• WORK TO DO:
Make an exact copy of the lines below.

• Dataset items:

-- BEGIN --

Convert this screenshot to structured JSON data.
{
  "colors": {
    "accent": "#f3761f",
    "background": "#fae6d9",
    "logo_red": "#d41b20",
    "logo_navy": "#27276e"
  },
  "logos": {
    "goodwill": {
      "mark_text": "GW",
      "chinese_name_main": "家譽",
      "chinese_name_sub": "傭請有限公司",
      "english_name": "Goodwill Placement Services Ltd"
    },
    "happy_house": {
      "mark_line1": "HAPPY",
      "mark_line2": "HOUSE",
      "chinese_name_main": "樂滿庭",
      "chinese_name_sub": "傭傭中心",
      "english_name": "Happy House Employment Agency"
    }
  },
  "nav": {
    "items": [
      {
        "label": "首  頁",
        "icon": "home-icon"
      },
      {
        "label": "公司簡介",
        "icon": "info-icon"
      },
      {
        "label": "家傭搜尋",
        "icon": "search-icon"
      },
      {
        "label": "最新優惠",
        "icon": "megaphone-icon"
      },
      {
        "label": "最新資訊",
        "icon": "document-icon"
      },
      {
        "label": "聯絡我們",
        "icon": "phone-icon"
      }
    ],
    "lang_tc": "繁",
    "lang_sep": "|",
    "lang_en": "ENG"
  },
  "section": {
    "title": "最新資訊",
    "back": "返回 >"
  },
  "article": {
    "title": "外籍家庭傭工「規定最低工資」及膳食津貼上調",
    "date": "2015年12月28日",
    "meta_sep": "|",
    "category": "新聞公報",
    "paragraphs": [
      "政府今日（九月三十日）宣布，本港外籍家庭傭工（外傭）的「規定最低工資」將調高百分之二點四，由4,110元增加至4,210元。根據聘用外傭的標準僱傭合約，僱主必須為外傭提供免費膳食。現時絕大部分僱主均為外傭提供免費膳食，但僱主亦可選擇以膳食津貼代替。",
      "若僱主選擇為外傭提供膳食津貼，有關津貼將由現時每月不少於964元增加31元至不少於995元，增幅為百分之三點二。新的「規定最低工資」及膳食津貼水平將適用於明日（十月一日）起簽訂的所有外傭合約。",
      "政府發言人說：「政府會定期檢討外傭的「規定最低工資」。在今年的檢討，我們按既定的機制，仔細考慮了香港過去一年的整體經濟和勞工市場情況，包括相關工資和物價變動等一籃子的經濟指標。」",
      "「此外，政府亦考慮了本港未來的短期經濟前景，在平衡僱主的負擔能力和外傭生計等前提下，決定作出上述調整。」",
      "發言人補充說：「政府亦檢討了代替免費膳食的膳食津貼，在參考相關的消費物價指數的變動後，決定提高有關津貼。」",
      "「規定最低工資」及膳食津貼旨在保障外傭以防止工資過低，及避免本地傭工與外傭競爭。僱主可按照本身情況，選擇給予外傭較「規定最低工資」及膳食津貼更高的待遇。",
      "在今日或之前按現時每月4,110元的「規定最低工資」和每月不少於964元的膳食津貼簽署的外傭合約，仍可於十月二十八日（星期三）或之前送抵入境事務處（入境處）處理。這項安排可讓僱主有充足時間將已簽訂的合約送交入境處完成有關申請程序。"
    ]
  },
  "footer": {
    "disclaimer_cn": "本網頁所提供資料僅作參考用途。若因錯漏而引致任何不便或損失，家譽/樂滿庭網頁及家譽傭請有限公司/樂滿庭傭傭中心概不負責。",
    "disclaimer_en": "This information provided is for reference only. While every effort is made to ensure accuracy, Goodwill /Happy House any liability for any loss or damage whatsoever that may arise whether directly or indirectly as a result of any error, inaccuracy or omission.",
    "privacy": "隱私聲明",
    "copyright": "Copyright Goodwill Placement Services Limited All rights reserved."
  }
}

-- END --

• TASK RESPONSE:
Convert this screenshot to structured JSON data.
{
  "colors": {
    "accent": "#f3761f",
    "background": "#fae6d9",
    "logo_red": "#d41b20",
    "logo_navy": "#27276e"
  },
  "logos": {
    "goodwill": {
      "mark_text": "GW",
      "chinese_name_main": "家譽",
      "chinese_name_sub": "傭請有限公司",
      "english_name": "Goodwill Placement Services Ltd"
    },
    "happy_house": {
      "mark_line1": "HAPPY",
      "mark_line2": "HOUSE",
      "chinese_name_main": "樂滿庭",
      "chinese_name_sub": "傭傭中心",
      "english_name": "Happy House Employment Agency"
    }
  },
  "nav": {
    "items": [
      {
        "label": "首  頁",
        "icon": "home-icon"
      },
      {
        "label": "公司簡介",
        "icon": "info-icon"
      },
      {
        "label": "家傭搜尋",
        "icon": "search-icon"
      },
      {
        "label": "最新優惠",
        "icon": "megaphone-icon"
      },
      {
        "label": "最新資訊",
        "icon": "document-icon"
      },
      {
        "label": "聯絡我們",
        "icon": "phone-icon"
      }
    ],
    "lang_tc": "繁",
    "lang_sep": "|",
    "lang_en": "ENG"
  },
  "section": {
    "title": "最新資訊",
    "back": "返回 >"
  },
  "article": {
    "title": "外籍家庭傭工「規定最低工資」及膳食津貼上調",
    "date": "2015年12月28日",
    "meta_sep": "|",
    "category": "新聞公報",
    "paragraphs": [
      "政府今日（九月三十日）宣布，本港外籍家庭傭工（外傭）的「規定最低工資」將調高百分之二點四，由4,110元增加至4,210元。根據聘用外傭的標準僱傭合約，僱主必須為外傭提供免費膳食。現時絕大部分僱主均為外傭提供免費膳食，但僱主亦可選擇以膳食津貼代替。",
      "若僱主選擇為外傭提供膳食津貼，有關津貼將由現時每月不少於964元增加31元至不少於995元，增幅為百分之三點二。新的「規定最低工資」及膳食津貼水平將適用於明日（十月一日）起簽訂的所有外傭合約。",
      "政府發言人說：「政府會定期檢討外傭的「規定最低工資」。在今年的檢討，我們按既定的機制，仔細考慮了香港過去一年的整體經濟和勞工市場情況，包括相關工資和物價變動等一籃子的經濟指標。」",
      "「此外，政府亦考慮了本港未來的短期經濟前景，在平衡僱主的負擔能力和外傭生計等前提下，決定作出上述調整。」",
      "發言人補充說：「政府亦檢討了代替免費膳食的膳食津貼，在參考相關的消費物價指數的變動後，決定提高有關津貼。」",
      "「規定最低工資」及膳食津貼旨在保障外傭以防止工資過低，及避免本地傭工與外傭競爭。僱主可按照本身情況，選擇給予外傭較「規定最低工資」及膳食津貼更高的待遇。",
      "在今日或之前按現時每月4,110元的「規定最低工資」和每月不少於964元的膳食津貼簽署的外傭合約，仍可於十月二十八日（星期三）或之前送抵入境事務處（入境處）處理。這項安排可讓僱主有充足時間將已簽訂的合約送交入境處完成有關申請程序。"
    ]
  },
  "footer": {
    "disclaimer_cn": "本網頁所提供資料僅作參考用途。若因錯漏而引致任何不便或損失，家譽/樂滿庭網頁及家譽傭請有限公司/樂滿庭傭傭中心概不負責。",
    "disclaimer_en": "This information provided is for reference only. While every effort is made to ensure accuracy, Goodwill /Happy House any liability for any loss or damage whatsoever that may arise whether directly or indirectly as a result of any error, inaccuracy or omission.",
    "privacy": "隱私聲明",
    "copyright": "Copyright Goodwill Placement Services Limited All rights reserved."
  }
}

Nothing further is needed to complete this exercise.